> **WORK INSTRUCTIONS**
Reproduce all of the records exactly.

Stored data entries
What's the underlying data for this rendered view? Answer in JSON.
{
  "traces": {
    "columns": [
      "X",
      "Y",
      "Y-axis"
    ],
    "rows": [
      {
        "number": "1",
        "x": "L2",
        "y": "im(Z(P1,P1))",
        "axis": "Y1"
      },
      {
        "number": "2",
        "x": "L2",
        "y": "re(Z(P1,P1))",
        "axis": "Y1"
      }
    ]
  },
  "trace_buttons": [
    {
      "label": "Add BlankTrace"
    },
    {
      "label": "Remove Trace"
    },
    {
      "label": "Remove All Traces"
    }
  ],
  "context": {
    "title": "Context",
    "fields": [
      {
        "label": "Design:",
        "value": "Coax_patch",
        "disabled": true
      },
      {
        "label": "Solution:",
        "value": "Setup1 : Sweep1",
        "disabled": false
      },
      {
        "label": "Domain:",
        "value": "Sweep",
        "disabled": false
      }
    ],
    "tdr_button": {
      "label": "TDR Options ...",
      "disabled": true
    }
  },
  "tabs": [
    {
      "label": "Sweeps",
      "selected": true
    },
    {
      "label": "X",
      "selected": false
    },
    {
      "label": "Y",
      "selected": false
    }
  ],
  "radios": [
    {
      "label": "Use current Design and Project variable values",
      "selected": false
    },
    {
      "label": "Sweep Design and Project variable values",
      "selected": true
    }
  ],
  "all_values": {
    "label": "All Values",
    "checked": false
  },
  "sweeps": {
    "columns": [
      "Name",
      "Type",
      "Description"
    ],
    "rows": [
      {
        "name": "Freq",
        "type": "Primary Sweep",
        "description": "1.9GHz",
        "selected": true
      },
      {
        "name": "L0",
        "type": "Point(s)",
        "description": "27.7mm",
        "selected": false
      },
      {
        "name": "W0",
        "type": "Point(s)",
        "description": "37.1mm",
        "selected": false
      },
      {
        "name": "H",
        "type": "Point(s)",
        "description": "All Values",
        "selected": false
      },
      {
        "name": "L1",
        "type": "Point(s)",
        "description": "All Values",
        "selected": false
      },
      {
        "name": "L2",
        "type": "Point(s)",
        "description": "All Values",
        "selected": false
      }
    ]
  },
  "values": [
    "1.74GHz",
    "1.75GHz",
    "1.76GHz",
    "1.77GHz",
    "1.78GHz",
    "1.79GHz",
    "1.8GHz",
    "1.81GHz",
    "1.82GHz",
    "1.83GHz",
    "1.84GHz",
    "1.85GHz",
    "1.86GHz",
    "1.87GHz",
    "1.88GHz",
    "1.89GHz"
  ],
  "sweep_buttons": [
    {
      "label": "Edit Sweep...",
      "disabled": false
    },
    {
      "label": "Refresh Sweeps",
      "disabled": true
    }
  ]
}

> **SOLUTION BELOW**
What's the underlying data for this rendered view? Answer in JSON.
{
  "traces": {
    "columns": [
      "X",
      "Y",
      "Y-axis"
    ],
    "rows": [
      {
        "number": "1",
        "x": "L2",
        "y": "im(Z(P1,P1))",
        "axis": "Y1"
      },
      {
        "number": "2",
        "x": "L2",
        "y": "re(Z(P1,P1))",
        "axis": "Y1"
      }
    ]
  },
  "trace_buttons": [
    {
      "label": "Add BlankTrace"
    },
    {
      "label": "Remove Trace"
    },
    {
      "label": "Remove All Traces"
    }
  ],
  "context": {
    "title": "Context",
    "fields": [
      {
        "label": "Design:",
        "value": "Coax_patch",
        "disabled": true
      },
      {
        "label": "Solution:",
        "value": "Setup1 : Sweep1",
        "disabled": false
      },
      {
        "label": "Domain:",
        "value": "Sweep",
        "disabled": false
      }
    ],
    "tdr_button": {
      "label": "TDR Options ...",
      "disabled": true
    }
  },
  "tabs": [
    {
      "label": "Sweeps",
      "selected": true
    },
    {
      "label": "X",
      "selected": false
    },
    {
      "label": "Y",
      "selected": false
    }
  ],
  "radios": [
    {
      "label": "Use current Design and Project variable values",
      "selected": false
    },
    {
      "label": "Sweep Design and Project variable values",
      "selected": true
    }
  ],
  "all_values": {
    "label": "All Values",
    "checked": false
  },
  "sweeps": {
    "columns": [
      "Name",
      "Type",
      "Description"
    ],
    "rows": [
      {
        "name": "Freq",
        "type": "Primary Sweep",
        "description": "1.9GHz",
        "selected": true
      },
      {
        "name": "L0",
        "type": "Point(s)",
        "description": "27.7mm",
        "selected": false
      },
      {
        "name": "W0",
        "type": "Point(s)",
        "description": "37.1mm",
        "selected": false
      },
      {
        "name": "H",
        "type": "Point(s)",
        "description": "All Values",
        "selected": false
      },
      {
        "name": "L1",
        "type": "Point(s)",
        "description": "All Values",
        "selected": false
      },
      {
        "name": "L2",
        "type": "Point(s)",
        "description": "All Values",
        "selected": false
      }
    ]
  },
  "values": [
    "1.74GHz",
    "1.75GHz",
    "1.76GHz",
    "1.77GHz",
    "1.78GHz",
    "1.79GHz",
    "1.8GHz",
    "1.81GHz",
    "1.82GHz",
    "1.83GHz",
    "1.84GHz",
    "1.85GHz",
    "1.86GHz",
    "1.87GHz",
    "1.88GHz",
    "1.89GHz"
  ],
  "sweep_buttons": [
    {
      "label": "Edit Sweep...",
      "disabled": false
    },
    {
      "label": "Refresh Sweeps",
      "disabled": true
    }
  ]
}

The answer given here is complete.